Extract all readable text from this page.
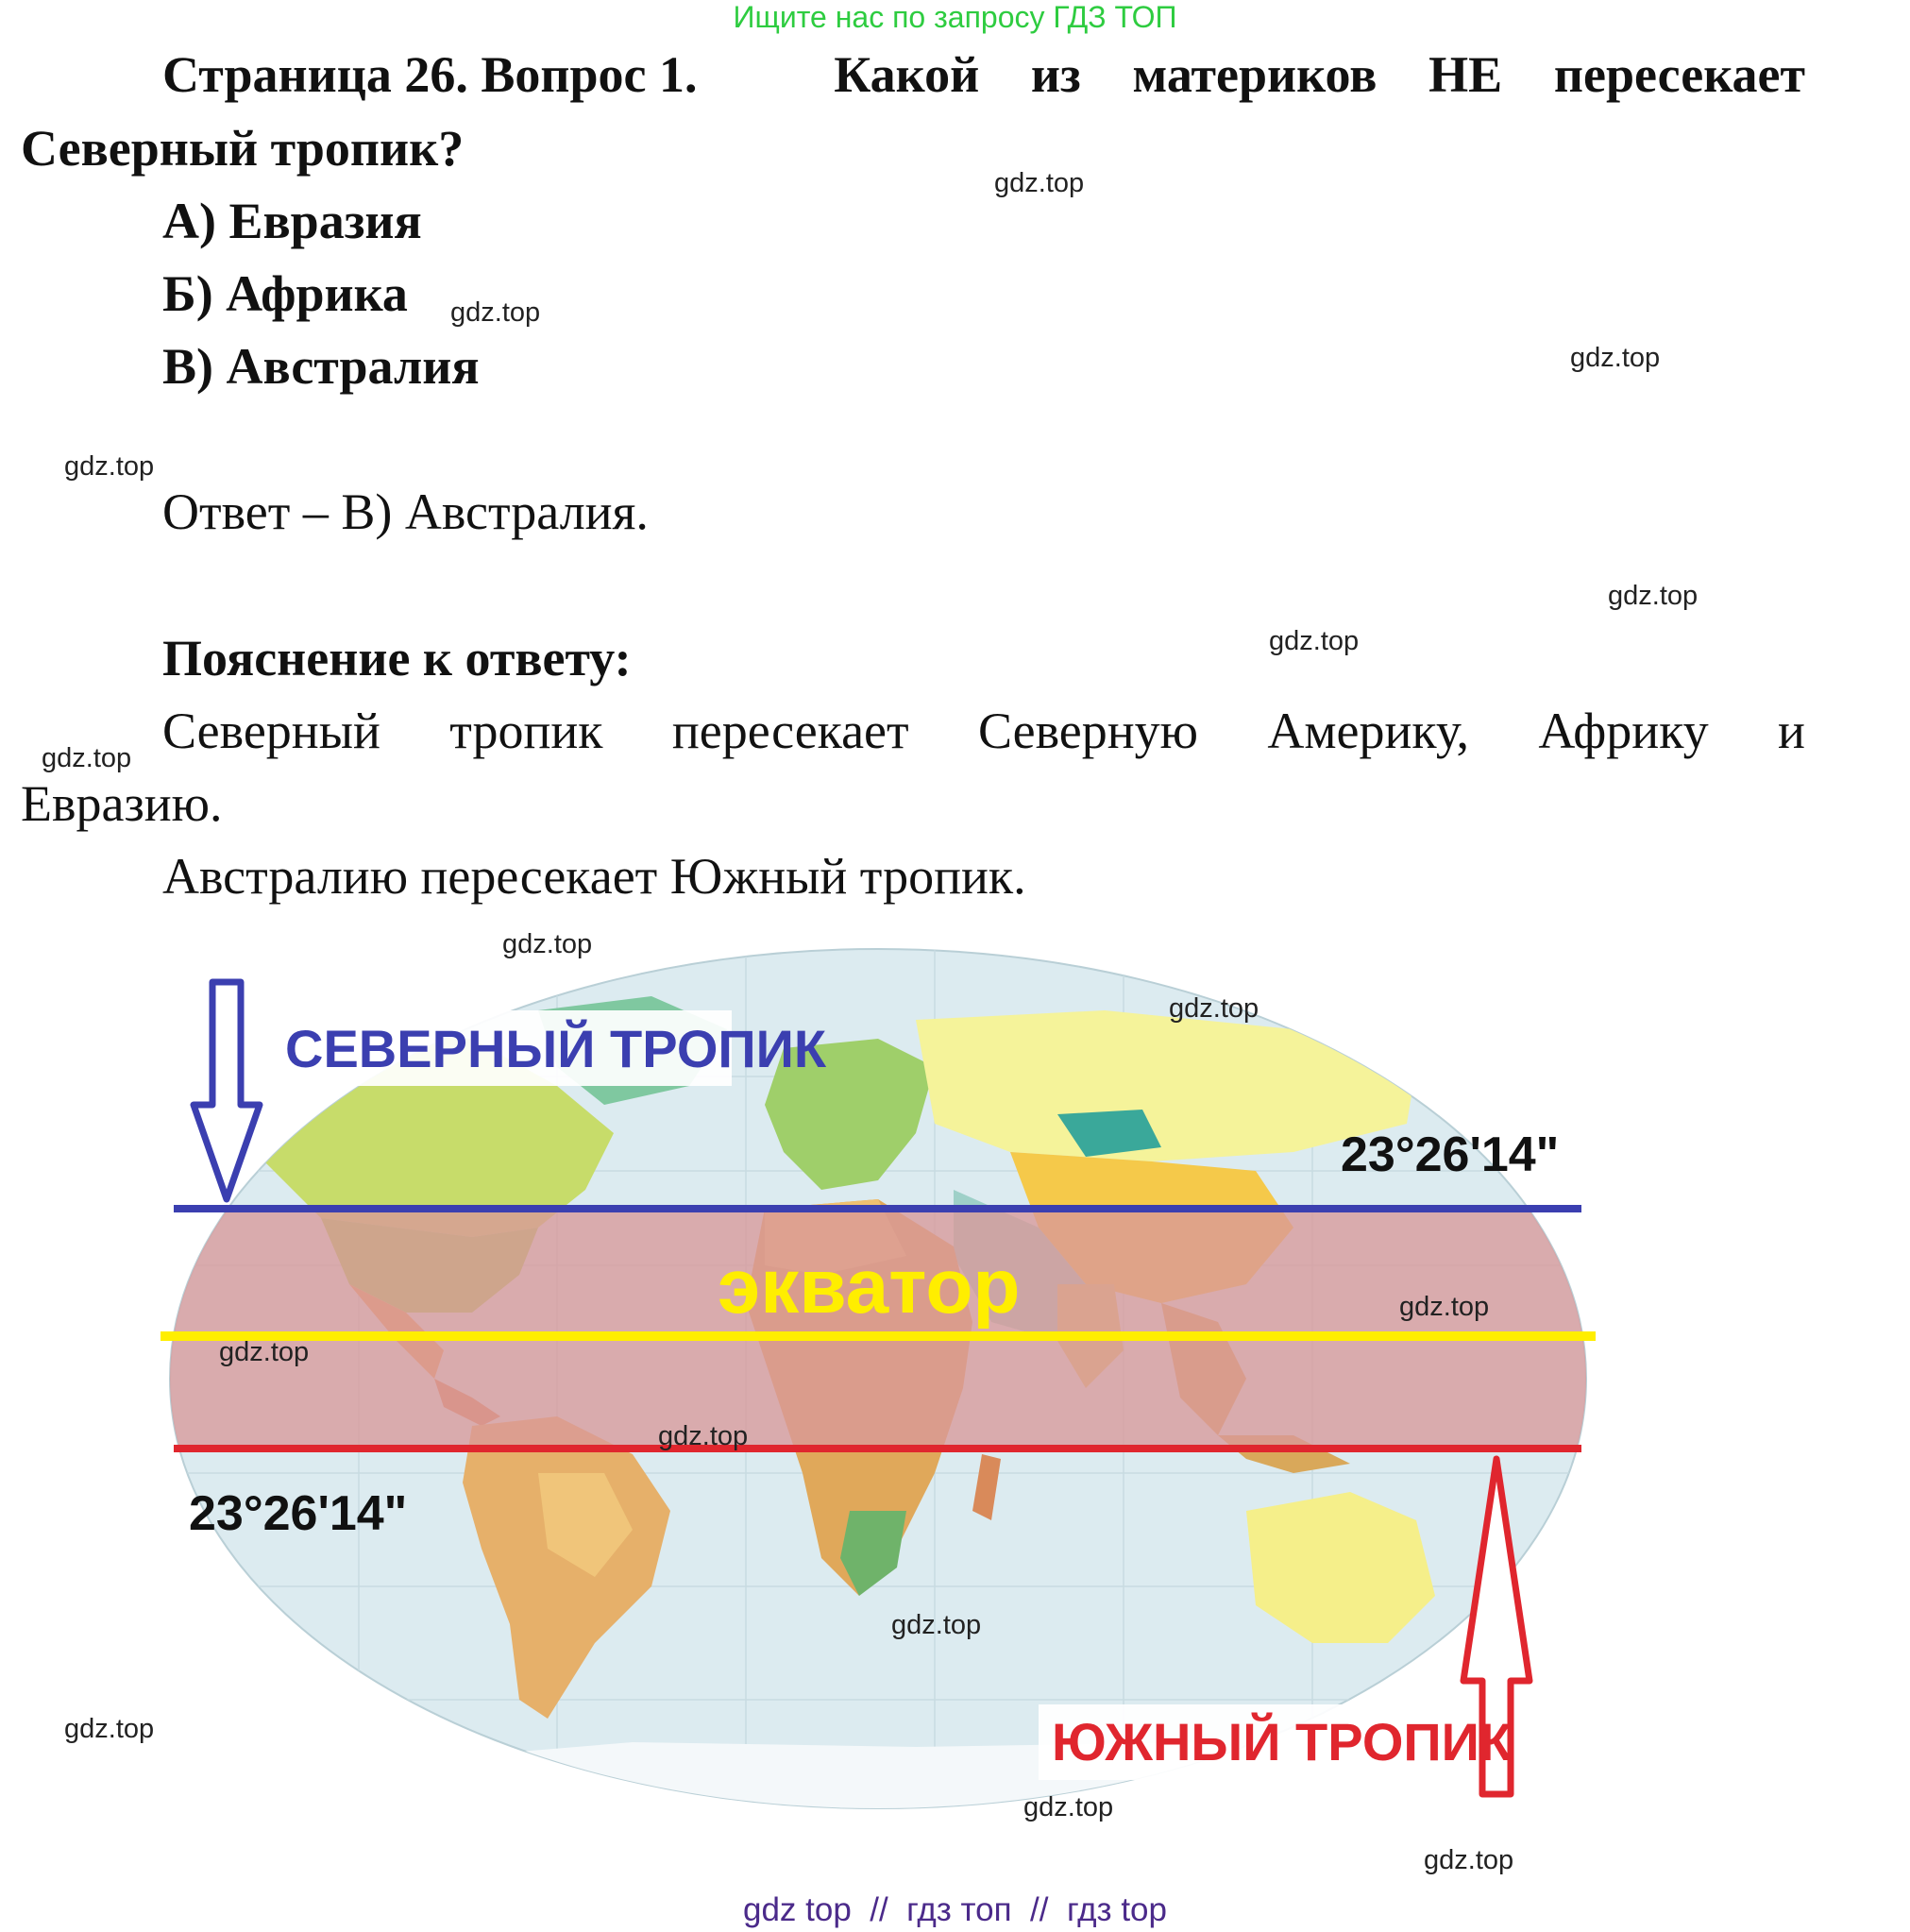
Ищите нас по запросу ГДЗ ТОП
Страница 26. Вопрос 1.	Какой из материков НЕ пересекает
Северный тропик?
А) Евразия
Б) Африка
В) Австралия
Ответ – В) Австралия.
Пояснение к ответу:
Северный тропик пересекает Северную Америку, Африку и
Евразию.
Австралию пересекает Южный тропик.
СЕВЕРНЫЙ ТРОПИК
ЮЖНЫЙ ТРОПИК
экватор
23°26'14"
23°26'14"
gdz.top
gdz.top
gdz.top
gdz.top
gdz.top
gdz.top
gdz.top
gdz.top
gdz.top
gdz.top
gdz.top
gdz.top
gdz.top
gdz.top
gdz.top
gdz.top
gdz top  //  гдз топ  //  гдз top
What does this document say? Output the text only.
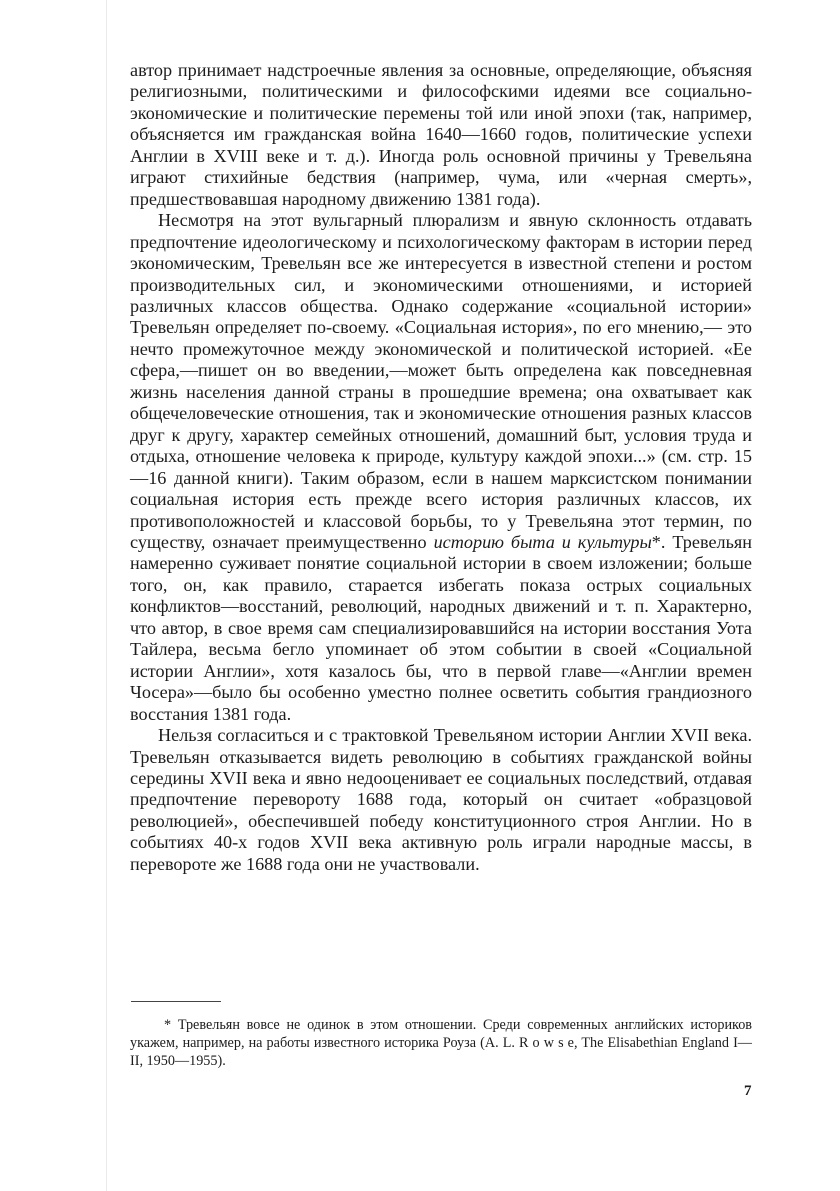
автор принимает надстроечные явления за основные, определяющие, объясняя религиозными, политическими и философскими идеями все социально-экономические и политические перемены той или иной эпохи (так, например, объясняется им гражданская война 1640—1660 годов, политические успехи Англии в XVIII веке и т. д.). Иногда роль основной причины у Тревельяна играют стихийные бедствия (например, чума, или «черная смерть», предшествовавшая народному движению 1381 года).

Несмотря на этот вульгарный плюрализм и явную склонность отдавать предпочтение идеологическому и психологическому факторам в истории перед экономическим, Тревельян все же интересуется в известной степени и ростом производительных сил, и экономическими отношениями, и историей различных классов общества. Однако содержание «социальной истории» Тревельян определяет по-своему. «Социальная история», по его мнению,— это нечто промежуточное между экономической и политической историей. «Ее сфера,—пишет он во введении,—может быть определена как повседневная жизнь населения данной страны в прошедшие времена; она охватывает как общечеловеческие отношения, так и экономические отношения разных классов друг к другу, характер семейных отношений, домашний быт, условия труда и отдыха, отношение человека к природе, культуру каждой эпохи...» (см. стр. 15—16 данной книги). Таким образом, если в нашем марксистском понимании социальная история есть прежде всего история различных классов, их противоположностей и классовой борьбы, то у Тревельяна этот термин, по существу, означает преимущественно историю быта и культуры*. Тревельян намеренно суживает понятие социальной истории в своем изложении; больше того, он, как правило, старается избегать показа острых социальных конфликтов—восстаний, революций, народных движений и т. п. Характерно, что автор, в свое время сам специализировавшийся на истории восстания Уота Тайлера, весьма бегло упоминает об этом событии в своей «Социальной истории Англии», хотя казалось бы, что в первой главе—«Англии времен Чосера»—было бы особенно уместно полнее осветить события грандиозного восстания 1381 года.

Нельзя согласиться и с трактовкой Тревельяном истории Англии XVII века. Тревельян отказывается видеть революцию в событиях гражданской войны середины XVII века и явно недооценивает ее социальных последствий, отдавая предпочтение перевороту 1688 года, который он считает «образцовой революцией», обеспечившей победу конституционного строя Англии. Но в событиях 40-х годов XVII века активную роль играли народные массы, в перевороте же 1688 года они не участвовали.

* Тревельян вовсе не одинок в этом отношении. Среди современных английских историков укажем, например, на работы известного историка Роуза (A. L. R o w s e, The Elisabethian England I—II, 1950—1955).
7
▬▬▬
• Task to carry out
Using the data above, copy each line that contains "this".

• Result of the task
Extract all readable text from this page.
What does this document say? Output the text only.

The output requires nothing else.